───── Records shown
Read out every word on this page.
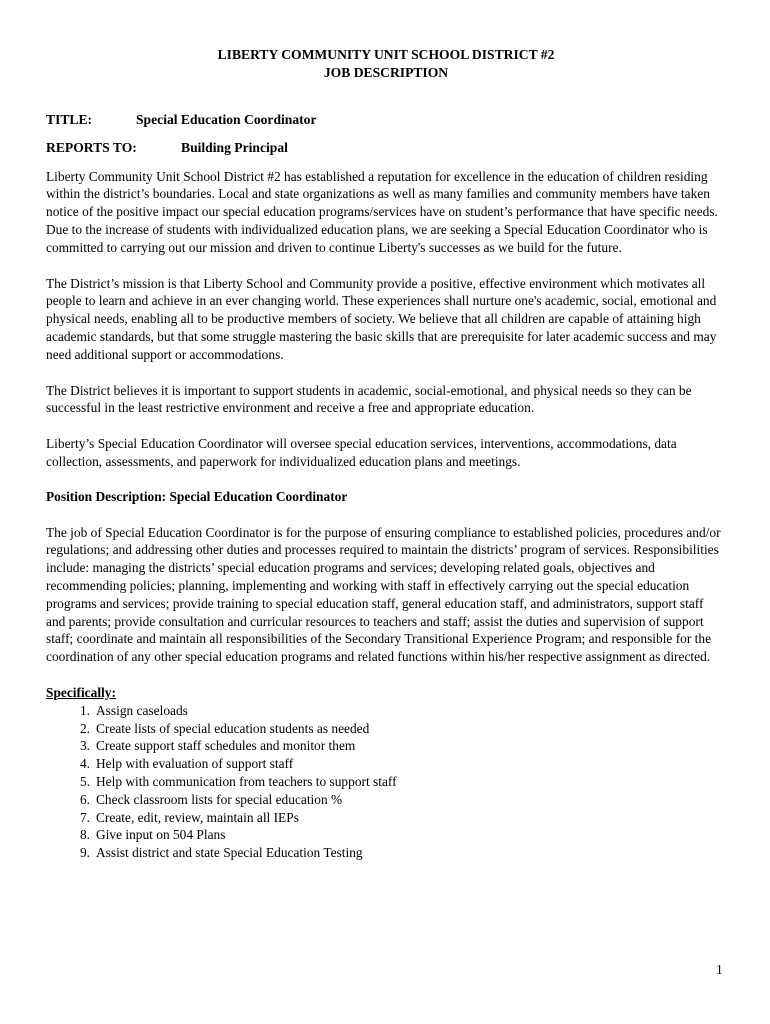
LIBERTY COMMUNITY UNIT SCHOOL DISTRICT #2
JOB DESCRIPTION
TITLE:	Special Education Coordinator
REPORTS TO:	Building Principal

Liberty Community Unit School District #2 has established a reputation for excellence in the education of children residing within the district’s boundaries. Local and state organizations as well as many families and community members have taken notice of the positive impact our special education programs/services have on student’s performance that have specific needs. Due to the increase of students with individualized education plans, we are seeking a Special Education Coordinator who is committed to carrying out our mission and driven to continue Liberty's successes as we build for the future.

The District’s mission is that Liberty School and Community provide a positive, effective environment which motivates all people to learn and achieve in an ever changing world. These experiences shall nurture one's academic, social, emotional and physical needs, enabling all to be productive members of society. We believe that all children are capable of attaining high academic standards, but that some struggle mastering the basic skills that are prerequisite for later academic success and may need additional support or accommodations.

The District believes it is important to support students in academic, social-emotional, and physical needs so they can be successful in the least restrictive environment and receive a free and appropriate education.

Liberty’s Special Education Coordinator will oversee special education services, interventions, accommodations, data collection, assessments, and paperwork for individualized education plans and meetings.

Position Description: Special Education Coordinator

The job of Special Education Coordinator is for the purpose of ensuring compliance to established policies, procedures and/or regulations; and addressing other duties and processes required to maintain the districts’ program of services. Responsibilities include: managing the districts’ special education programs and services; developing related goals, objectives and recommending policies; planning, implementing and working with staff in effectively carrying out the special education programs and services; provide training to special education staff, general education staff, and administrators, support staff and parents; provide consultation and curricular resources to teachers and staff; assist the duties and supervision of support staff; coordinate and maintain all responsibilities of the Secondary Transitional Experience Program; and responsible for the coordination of any other special education programs and related functions within his/her respective assignment as directed.

Specifically:
1. Assign caseloads
2. Create lists of special education students as needed
3. Create support staff schedules and monitor them
4. Help with evaluation of support staff
5. Help with communication from teachers to support staff
6. Check classroom lists for special education %
7. Create, edit, review, maintain all IEPs
8. Give input on 504 Plans
9. Assist district and state Special Education Testing
1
──────────
> _Goal of the exercise_: Your task is to collect every line above that contains the word "environment".

> _The completed task_:
The District’s mission is that Liberty School and Community provide a positive, effective environment which motivates all people to learn and achieve in an ever changing world. These experiences shall nurture one's academic, social, emotional and physical needs, enabling all to be productive members of society. We believe that all children are capable of attaining high academic standards, but that some struggle mastering the basic skills that are prerequisite for later academic success and may need additional support or accommodations.
The District believes it is important to support students in academic, social-emotional, and physical needs so they can be successful in the least restrictive environment and receive a free and appropriate education.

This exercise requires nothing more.